Return the number of lines holding "Erik", with nothing added.

↓

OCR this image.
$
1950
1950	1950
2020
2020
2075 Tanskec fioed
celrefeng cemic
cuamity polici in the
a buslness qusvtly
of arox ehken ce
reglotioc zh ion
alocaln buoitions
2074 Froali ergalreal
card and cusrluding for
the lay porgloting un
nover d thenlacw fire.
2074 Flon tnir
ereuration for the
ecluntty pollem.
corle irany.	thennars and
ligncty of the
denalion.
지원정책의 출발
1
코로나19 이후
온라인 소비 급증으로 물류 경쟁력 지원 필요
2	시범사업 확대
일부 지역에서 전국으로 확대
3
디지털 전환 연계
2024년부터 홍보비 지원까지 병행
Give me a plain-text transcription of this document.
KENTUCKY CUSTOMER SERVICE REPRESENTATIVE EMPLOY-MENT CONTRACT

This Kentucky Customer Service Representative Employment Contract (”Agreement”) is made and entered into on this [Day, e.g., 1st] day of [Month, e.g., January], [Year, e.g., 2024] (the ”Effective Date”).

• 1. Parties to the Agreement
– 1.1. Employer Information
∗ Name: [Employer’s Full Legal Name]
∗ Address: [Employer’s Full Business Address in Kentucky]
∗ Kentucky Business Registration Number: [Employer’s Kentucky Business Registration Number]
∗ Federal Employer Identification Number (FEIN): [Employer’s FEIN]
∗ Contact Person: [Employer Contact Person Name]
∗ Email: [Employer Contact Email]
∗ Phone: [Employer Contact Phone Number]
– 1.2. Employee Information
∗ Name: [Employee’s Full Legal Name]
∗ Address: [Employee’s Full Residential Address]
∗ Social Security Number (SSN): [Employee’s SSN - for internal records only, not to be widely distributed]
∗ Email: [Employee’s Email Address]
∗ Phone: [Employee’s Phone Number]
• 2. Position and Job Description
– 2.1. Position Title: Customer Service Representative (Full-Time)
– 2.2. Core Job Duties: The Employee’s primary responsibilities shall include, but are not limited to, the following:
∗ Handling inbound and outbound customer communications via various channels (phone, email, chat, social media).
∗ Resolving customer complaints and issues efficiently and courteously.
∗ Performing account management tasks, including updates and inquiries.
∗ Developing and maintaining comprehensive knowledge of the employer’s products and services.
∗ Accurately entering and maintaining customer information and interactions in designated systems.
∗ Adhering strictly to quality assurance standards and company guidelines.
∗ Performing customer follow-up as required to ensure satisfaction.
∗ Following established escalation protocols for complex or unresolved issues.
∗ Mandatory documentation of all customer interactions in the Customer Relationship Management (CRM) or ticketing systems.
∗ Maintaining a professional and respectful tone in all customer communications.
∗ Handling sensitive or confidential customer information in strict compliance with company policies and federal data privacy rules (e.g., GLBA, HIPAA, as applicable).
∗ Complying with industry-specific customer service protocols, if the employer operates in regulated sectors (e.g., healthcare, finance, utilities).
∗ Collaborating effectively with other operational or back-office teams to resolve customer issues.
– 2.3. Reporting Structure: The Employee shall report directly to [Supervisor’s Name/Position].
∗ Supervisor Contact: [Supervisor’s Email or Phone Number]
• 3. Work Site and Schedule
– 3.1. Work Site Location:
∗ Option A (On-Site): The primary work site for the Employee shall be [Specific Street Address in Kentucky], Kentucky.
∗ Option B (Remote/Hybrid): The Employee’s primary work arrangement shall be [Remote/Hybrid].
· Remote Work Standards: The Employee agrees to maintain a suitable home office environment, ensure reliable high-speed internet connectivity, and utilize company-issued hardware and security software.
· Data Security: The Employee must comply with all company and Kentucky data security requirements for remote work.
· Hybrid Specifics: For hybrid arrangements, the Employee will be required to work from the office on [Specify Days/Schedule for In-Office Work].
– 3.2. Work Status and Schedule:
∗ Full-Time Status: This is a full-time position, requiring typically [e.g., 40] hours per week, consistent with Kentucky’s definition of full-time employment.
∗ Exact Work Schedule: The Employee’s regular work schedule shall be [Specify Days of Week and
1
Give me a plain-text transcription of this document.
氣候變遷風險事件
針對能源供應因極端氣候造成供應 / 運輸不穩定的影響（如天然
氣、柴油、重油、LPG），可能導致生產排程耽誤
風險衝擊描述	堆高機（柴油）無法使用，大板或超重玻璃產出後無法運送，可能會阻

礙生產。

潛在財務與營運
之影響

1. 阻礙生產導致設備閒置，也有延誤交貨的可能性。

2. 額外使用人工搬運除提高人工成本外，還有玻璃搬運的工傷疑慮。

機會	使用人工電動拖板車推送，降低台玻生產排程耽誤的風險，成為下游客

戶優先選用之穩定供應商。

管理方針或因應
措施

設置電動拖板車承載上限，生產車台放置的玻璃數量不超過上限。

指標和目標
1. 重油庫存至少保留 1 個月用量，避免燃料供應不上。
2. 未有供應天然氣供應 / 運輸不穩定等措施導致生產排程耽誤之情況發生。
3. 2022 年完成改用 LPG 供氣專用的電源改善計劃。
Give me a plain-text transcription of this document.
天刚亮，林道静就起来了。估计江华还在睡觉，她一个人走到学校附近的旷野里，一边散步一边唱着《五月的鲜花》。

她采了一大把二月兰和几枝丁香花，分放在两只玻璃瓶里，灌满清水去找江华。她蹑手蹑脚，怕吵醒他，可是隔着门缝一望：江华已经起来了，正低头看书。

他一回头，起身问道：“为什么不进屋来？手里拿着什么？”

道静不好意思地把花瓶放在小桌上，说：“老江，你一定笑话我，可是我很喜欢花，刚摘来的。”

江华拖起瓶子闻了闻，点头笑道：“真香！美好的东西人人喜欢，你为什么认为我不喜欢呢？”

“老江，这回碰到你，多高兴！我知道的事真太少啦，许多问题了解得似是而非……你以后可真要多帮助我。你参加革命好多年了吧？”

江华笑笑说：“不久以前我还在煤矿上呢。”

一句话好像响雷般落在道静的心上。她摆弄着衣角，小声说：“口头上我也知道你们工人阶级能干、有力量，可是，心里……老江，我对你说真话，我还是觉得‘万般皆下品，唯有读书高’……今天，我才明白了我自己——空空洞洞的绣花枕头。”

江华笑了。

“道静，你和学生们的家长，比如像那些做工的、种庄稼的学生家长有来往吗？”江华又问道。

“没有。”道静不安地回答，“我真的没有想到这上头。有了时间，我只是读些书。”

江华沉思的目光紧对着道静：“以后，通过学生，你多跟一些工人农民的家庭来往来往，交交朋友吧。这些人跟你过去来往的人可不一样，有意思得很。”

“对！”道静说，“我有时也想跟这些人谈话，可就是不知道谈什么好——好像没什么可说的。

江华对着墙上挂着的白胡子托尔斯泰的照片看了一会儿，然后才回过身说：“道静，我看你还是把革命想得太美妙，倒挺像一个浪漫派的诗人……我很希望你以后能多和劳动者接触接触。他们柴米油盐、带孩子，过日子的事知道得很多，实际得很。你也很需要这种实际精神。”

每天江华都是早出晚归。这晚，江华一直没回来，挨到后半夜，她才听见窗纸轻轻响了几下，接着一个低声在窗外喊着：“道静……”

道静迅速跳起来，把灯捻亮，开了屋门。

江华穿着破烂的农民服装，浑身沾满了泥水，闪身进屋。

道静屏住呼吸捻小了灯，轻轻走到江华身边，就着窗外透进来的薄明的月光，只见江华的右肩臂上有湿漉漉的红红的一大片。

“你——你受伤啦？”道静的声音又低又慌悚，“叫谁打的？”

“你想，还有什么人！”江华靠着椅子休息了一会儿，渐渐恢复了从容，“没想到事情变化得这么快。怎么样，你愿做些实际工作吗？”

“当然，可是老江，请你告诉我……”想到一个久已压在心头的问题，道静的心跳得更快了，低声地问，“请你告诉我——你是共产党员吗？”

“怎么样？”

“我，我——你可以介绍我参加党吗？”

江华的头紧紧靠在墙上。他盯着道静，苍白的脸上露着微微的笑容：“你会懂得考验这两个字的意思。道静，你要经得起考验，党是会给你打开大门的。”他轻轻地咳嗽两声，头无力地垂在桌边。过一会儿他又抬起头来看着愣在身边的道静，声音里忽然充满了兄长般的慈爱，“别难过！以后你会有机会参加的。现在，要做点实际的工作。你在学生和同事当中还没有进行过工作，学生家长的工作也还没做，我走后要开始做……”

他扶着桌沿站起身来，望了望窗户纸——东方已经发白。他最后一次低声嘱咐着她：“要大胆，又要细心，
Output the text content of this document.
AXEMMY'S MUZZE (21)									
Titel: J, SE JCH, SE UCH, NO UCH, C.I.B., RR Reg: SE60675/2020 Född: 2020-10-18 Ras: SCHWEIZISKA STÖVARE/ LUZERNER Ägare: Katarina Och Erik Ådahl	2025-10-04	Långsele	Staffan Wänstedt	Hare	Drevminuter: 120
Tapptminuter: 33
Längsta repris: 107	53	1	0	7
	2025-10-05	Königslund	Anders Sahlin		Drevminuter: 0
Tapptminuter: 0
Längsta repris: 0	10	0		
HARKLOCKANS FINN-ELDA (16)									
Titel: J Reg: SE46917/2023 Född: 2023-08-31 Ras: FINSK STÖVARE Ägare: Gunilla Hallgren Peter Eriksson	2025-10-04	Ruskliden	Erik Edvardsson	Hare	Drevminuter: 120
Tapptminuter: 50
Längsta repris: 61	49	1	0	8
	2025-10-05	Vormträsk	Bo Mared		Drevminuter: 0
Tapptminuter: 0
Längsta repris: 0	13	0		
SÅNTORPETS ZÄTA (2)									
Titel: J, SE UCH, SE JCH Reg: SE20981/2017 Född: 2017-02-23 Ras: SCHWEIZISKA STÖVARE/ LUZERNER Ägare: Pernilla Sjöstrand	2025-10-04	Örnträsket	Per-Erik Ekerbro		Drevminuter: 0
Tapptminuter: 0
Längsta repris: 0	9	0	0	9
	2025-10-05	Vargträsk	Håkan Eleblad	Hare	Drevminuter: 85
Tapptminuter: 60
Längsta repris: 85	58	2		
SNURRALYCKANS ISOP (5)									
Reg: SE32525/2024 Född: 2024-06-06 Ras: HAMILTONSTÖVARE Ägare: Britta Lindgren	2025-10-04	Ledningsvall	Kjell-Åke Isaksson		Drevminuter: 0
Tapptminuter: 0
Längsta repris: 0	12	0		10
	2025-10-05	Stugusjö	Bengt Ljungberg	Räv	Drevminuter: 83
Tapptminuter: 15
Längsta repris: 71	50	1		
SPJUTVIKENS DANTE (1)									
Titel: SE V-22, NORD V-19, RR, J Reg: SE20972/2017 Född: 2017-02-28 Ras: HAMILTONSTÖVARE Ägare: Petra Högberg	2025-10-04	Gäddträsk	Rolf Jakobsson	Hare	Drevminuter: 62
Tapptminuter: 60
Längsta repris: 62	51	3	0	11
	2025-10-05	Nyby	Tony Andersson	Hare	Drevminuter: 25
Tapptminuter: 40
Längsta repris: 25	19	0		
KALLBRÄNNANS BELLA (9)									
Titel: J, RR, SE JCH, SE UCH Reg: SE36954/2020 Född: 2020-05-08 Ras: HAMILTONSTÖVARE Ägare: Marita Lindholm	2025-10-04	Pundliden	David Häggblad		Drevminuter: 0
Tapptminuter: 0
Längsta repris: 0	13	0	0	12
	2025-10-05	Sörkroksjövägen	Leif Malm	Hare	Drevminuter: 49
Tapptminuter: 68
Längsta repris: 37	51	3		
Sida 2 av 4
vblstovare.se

↑

- _ANSWER TO THIS EXERCISE_:
3